Data provided -
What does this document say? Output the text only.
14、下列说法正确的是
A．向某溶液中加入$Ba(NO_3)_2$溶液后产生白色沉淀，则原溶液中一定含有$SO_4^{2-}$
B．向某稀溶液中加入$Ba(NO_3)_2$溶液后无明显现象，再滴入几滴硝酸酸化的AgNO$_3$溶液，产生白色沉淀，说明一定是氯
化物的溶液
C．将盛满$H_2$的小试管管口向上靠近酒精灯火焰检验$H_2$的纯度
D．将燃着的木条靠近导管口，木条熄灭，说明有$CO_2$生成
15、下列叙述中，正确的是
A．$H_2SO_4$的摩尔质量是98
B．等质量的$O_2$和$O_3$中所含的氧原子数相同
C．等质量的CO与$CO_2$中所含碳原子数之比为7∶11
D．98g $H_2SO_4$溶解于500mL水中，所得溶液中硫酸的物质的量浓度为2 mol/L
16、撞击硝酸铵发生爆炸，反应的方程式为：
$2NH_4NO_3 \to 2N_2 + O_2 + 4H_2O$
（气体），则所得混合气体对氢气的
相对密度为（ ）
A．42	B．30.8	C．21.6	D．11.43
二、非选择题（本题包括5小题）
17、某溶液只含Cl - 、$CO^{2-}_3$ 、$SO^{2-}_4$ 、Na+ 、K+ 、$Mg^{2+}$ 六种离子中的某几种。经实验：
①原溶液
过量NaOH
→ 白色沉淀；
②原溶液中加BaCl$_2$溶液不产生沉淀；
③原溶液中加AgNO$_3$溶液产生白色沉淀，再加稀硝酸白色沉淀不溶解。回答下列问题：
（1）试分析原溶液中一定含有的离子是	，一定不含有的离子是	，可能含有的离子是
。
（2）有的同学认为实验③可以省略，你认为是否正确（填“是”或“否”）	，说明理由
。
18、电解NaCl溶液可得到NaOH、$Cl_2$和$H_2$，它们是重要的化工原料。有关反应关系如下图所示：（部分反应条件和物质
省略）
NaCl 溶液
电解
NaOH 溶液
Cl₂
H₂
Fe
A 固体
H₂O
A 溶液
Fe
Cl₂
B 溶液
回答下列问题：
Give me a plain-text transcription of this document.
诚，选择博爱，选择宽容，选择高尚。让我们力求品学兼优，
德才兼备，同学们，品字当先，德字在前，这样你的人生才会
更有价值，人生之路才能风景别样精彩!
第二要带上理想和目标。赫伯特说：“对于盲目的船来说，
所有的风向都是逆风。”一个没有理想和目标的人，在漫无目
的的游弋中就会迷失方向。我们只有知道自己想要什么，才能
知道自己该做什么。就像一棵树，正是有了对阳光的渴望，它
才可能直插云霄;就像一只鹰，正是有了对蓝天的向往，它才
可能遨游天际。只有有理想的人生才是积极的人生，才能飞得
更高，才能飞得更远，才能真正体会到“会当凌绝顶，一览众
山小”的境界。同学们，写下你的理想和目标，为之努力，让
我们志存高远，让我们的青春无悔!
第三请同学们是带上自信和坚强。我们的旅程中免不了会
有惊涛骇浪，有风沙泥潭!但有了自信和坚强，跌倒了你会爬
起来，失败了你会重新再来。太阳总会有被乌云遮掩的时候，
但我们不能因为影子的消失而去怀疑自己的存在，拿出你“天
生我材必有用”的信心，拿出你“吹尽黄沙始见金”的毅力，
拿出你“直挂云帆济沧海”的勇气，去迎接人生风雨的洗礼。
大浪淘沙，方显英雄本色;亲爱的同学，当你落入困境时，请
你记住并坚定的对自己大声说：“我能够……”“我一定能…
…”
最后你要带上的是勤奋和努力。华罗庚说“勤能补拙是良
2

What is asked - Nothing should be changed: write out all of the data as is.

Problem solution -
What does this document say? Output the text only.
14、下列说法正确的是
A．向某溶液中加入$Ba(NO_3)_2$溶液后产生白色沉淀，则原溶液中一定含有$SO_4^{2-}$
B．向某稀溶液中加入$Ba(NO_3)_2$溶液后无明显现象，再滴入几滴硝酸酸化的AgNO$_3$溶液，产生白色沉淀，说明一定是氯
化物的溶液
C．将盛满$H_2$的小试管管口向上靠近酒精灯火焰检验$H_2$的纯度
D．将燃着的木条靠近导管口，木条熄灭，说明有$CO_2$生成
15、下列叙述中，正确的是
A．$H_2SO_4$的摩尔质量是98
B．等质量的$O_2$和$O_3$中所含的氧原子数相同
C．等质量的CO与$CO_2$中所含碳原子数之比为7∶11
D．98g $H_2SO_4$溶解于500mL水中，所得溶液中硫酸的物质的量浓度为2 mol/L
16、撞击硝酸铵发生爆炸，反应的方程式为：
$2NH_4NO_3 \to 2N_2 + O_2 + 4H_2O$
（气体），则所得混合气体对氢气的
相对密度为（ ）
A．42	B．30.8	C．21.6	D．11.43
二、非选择题（本题包括5小题）
17、某溶液只含Cl - 、$CO^{2-}_3$ 、$SO^{2-}_4$ 、Na+ 、K+ 、$Mg^{2+}$ 六种离子中的某几种。经实验：
①原溶液
过量NaOH
→ 白色沉淀；
②原溶液中加BaCl$_2$溶液不产生沉淀；
③原溶液中加AgNO$_3$溶液产生白色沉淀，再加稀硝酸白色沉淀不溶解。回答下列问题：
（1）试分析原溶液中一定含有的离子是	，一定不含有的离子是	，可能含有的离子是
。
（2）有的同学认为实验③可以省略，你认为是否正确（填“是”或“否”）	，说明理由
。
18、电解NaCl溶液可得到NaOH、$Cl_2$和$H_2$，它们是重要的化工原料。有关反应关系如下图所示：（部分反应条件和物质
省略）
NaCl 溶液
电解
NaOH 溶液
Cl₂
H₂
Fe
A 固体
H₂O
A 溶液
Fe
Cl₂
B 溶液
回答下列问题：
Give me a plain-text transcription of this document.
诚，选择博爱，选择宽容，选择高尚。让我们力求品学兼优，
德才兼备，同学们，品字当先，德字在前，这样你的人生才会
更有价值，人生之路才能风景别样精彩!
第二要带上理想和目标。赫伯特说：“对于盲目的船来说，
所有的风向都是逆风。”一个没有理想和目标的人，在漫无目
的的游弋中就会迷失方向。我们只有知道自己想要什么，才能
知道自己该做什么。就像一棵树，正是有了对阳光的渴望，它
才可能直插云霄;就像一只鹰，正是有了对蓝天的向往，它才
可能遨游天际。只有有理想的人生才是积极的人生，才能飞得
更高，才能飞得更远，才能真正体会到“会当凌绝顶，一览众
山小”的境界。同学们，写下你的理想和目标，为之努力，让
我们志存高远，让我们的青春无悔!
第三请同学们是带上自信和坚强。我们的旅程中免不了会
有惊涛骇浪，有风沙泥潭!但有了自信和坚强，跌倒了你会爬
起来，失败了你会重新再来。太阳总会有被乌云遮掩的时候，
但我们不能因为影子的消失而去怀疑自己的存在，拿出你“天
生我材必有用”的信心，拿出你“吹尽黄沙始见金”的毅力，
拿出你“直挂云帆济沧海”的勇气，去迎接人生风雨的洗礼。
大浪淘沙，方显英雄本色;亲爱的同学，当你落入困境时，请
你记住并坚定的对自己大声说：“我能够……”“我一定能…
…”
最后你要带上的是勤奋和努力。华罗庚说“勤能补拙是良
2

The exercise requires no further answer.